start EXCERPTED DATA
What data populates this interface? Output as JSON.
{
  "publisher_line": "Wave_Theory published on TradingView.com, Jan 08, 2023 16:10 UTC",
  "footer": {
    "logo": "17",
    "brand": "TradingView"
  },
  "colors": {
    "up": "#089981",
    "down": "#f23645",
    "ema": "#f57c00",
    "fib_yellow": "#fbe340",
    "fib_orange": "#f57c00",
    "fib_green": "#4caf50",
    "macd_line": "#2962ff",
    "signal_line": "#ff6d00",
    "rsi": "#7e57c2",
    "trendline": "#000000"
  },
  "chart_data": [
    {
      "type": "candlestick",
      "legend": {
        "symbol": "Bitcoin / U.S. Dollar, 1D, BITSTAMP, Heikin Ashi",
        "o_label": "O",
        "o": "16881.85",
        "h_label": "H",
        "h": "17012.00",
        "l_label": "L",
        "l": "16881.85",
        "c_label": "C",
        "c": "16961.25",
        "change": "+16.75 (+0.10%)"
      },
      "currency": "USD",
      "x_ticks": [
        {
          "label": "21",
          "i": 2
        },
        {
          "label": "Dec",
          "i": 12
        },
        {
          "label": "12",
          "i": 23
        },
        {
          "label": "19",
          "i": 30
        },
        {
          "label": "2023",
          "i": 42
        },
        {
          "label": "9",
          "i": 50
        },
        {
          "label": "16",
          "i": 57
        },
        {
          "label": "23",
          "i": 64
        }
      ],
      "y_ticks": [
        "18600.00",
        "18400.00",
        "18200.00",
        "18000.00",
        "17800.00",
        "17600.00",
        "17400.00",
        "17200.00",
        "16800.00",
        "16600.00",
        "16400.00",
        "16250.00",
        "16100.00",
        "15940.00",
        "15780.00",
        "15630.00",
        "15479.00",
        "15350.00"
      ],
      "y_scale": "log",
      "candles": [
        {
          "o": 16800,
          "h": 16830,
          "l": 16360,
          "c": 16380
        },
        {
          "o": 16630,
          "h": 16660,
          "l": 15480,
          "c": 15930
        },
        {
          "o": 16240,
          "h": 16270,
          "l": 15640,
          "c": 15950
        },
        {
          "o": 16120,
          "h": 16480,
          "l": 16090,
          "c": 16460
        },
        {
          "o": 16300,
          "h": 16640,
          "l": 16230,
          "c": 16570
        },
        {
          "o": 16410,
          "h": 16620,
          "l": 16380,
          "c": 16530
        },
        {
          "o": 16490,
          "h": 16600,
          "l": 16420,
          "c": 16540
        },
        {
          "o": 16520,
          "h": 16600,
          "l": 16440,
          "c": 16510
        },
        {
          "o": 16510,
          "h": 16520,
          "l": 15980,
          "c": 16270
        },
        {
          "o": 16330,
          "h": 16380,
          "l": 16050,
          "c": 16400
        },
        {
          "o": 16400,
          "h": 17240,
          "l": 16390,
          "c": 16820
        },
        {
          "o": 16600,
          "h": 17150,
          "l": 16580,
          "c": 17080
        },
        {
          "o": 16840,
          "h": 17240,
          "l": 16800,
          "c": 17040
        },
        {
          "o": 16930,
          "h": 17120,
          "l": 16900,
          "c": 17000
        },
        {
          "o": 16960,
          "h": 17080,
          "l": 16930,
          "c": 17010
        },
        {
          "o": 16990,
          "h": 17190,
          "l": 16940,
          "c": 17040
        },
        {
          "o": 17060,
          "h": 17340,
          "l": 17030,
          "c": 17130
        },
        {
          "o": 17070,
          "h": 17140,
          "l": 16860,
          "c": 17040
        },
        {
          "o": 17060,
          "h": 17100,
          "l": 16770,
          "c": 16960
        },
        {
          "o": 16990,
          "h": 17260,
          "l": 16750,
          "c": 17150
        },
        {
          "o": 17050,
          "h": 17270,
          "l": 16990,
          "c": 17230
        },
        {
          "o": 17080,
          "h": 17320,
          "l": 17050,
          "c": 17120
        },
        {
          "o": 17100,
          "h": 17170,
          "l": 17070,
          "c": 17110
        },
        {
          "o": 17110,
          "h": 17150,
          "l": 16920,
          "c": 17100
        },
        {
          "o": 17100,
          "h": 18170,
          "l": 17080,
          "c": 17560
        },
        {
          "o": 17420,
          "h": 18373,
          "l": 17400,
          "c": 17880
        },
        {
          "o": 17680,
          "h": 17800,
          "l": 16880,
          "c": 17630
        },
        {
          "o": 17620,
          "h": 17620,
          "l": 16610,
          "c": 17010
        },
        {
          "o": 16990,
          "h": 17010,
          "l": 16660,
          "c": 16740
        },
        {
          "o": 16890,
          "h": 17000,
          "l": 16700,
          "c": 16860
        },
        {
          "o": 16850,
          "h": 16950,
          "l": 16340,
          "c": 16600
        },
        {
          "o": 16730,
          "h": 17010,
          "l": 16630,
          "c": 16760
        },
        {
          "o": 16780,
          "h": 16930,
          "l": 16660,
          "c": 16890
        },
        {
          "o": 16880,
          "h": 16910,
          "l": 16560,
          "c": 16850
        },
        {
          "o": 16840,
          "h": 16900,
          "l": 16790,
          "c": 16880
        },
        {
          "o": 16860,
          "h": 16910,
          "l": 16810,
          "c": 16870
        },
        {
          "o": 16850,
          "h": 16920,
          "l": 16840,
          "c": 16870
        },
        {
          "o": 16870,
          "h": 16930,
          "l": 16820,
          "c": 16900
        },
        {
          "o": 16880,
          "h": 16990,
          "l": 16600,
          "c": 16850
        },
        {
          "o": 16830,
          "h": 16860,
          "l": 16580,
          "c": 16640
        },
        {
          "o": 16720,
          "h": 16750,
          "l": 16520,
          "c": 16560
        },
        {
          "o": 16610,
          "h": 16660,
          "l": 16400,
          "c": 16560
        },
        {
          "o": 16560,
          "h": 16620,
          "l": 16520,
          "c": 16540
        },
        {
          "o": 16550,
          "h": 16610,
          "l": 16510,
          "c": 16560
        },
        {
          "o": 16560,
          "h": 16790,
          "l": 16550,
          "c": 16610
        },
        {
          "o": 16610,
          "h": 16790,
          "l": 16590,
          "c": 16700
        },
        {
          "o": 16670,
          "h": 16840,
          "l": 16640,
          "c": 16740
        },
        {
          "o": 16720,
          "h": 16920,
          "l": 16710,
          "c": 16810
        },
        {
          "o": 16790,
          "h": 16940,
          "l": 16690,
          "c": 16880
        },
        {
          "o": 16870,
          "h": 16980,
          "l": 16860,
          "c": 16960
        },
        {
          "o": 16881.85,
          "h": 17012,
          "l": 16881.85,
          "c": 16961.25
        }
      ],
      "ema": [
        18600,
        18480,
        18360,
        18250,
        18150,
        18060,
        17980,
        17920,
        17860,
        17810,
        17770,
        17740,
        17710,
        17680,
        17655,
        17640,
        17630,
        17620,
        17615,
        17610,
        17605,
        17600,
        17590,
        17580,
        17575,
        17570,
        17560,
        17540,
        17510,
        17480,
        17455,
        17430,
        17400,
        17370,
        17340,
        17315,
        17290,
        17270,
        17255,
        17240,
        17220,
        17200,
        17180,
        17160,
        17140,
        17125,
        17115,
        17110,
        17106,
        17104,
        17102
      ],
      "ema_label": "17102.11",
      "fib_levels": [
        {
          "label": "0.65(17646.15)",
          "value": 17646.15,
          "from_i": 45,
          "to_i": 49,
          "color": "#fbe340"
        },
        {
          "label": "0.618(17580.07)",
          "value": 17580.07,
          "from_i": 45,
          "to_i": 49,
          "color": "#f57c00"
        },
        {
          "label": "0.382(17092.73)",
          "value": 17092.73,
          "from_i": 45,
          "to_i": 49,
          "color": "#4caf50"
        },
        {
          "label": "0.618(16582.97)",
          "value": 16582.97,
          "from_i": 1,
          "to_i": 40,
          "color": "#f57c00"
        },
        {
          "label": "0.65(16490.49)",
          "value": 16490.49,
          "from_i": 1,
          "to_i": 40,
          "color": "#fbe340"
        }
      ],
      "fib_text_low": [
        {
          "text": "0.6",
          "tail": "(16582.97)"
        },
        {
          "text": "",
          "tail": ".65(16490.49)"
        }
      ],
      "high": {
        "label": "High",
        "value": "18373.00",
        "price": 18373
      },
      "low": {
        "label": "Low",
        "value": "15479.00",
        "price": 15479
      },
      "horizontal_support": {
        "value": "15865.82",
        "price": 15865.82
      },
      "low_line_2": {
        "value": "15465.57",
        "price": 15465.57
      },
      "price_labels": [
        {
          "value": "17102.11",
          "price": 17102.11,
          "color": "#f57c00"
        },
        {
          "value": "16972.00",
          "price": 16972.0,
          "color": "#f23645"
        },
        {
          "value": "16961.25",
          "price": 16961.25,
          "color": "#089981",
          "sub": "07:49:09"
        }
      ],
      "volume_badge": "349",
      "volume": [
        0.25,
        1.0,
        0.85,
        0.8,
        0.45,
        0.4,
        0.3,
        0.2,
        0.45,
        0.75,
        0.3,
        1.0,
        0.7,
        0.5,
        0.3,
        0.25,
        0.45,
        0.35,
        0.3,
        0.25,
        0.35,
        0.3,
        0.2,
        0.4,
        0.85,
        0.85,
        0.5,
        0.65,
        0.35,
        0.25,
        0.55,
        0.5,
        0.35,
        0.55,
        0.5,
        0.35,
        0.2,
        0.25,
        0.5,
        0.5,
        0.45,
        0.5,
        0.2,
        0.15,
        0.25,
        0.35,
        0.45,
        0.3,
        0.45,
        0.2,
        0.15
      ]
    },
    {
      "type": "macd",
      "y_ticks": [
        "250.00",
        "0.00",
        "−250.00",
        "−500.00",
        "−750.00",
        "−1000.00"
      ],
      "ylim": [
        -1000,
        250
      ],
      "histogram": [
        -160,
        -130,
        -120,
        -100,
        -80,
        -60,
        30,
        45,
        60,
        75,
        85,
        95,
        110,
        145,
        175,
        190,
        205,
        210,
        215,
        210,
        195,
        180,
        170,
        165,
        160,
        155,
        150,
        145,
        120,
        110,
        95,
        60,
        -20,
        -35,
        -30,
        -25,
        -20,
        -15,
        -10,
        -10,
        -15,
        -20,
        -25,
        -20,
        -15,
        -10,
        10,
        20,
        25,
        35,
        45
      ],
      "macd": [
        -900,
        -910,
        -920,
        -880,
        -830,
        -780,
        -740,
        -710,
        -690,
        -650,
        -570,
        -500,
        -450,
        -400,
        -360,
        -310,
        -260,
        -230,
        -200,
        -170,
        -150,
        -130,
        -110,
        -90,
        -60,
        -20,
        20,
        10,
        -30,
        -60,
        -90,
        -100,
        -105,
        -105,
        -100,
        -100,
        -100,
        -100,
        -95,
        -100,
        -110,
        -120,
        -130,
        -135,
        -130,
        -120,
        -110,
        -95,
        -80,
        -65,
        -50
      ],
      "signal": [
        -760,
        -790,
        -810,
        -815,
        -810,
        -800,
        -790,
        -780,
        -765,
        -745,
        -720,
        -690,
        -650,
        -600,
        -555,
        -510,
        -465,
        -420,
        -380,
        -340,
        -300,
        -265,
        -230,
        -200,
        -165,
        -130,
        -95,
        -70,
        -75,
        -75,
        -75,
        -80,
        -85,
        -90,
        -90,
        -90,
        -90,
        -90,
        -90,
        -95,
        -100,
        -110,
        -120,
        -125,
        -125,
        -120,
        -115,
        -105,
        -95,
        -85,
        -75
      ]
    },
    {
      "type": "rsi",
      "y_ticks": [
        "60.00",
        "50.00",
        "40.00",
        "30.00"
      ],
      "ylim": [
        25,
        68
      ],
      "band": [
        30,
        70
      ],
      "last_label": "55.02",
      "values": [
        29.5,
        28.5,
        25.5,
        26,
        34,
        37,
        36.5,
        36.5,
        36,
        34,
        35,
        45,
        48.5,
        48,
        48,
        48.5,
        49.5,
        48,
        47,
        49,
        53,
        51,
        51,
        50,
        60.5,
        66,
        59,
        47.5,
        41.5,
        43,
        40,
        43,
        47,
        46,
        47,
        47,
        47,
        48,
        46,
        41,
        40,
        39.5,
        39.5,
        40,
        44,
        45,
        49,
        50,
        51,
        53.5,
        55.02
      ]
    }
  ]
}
end EXCERPTED DATA
SET EXERCISE
Report each line of the material above where the word "type" appears.

TASK RESULT
      "type": "candlestick",
      "type": "macd",
      "type": "rsi",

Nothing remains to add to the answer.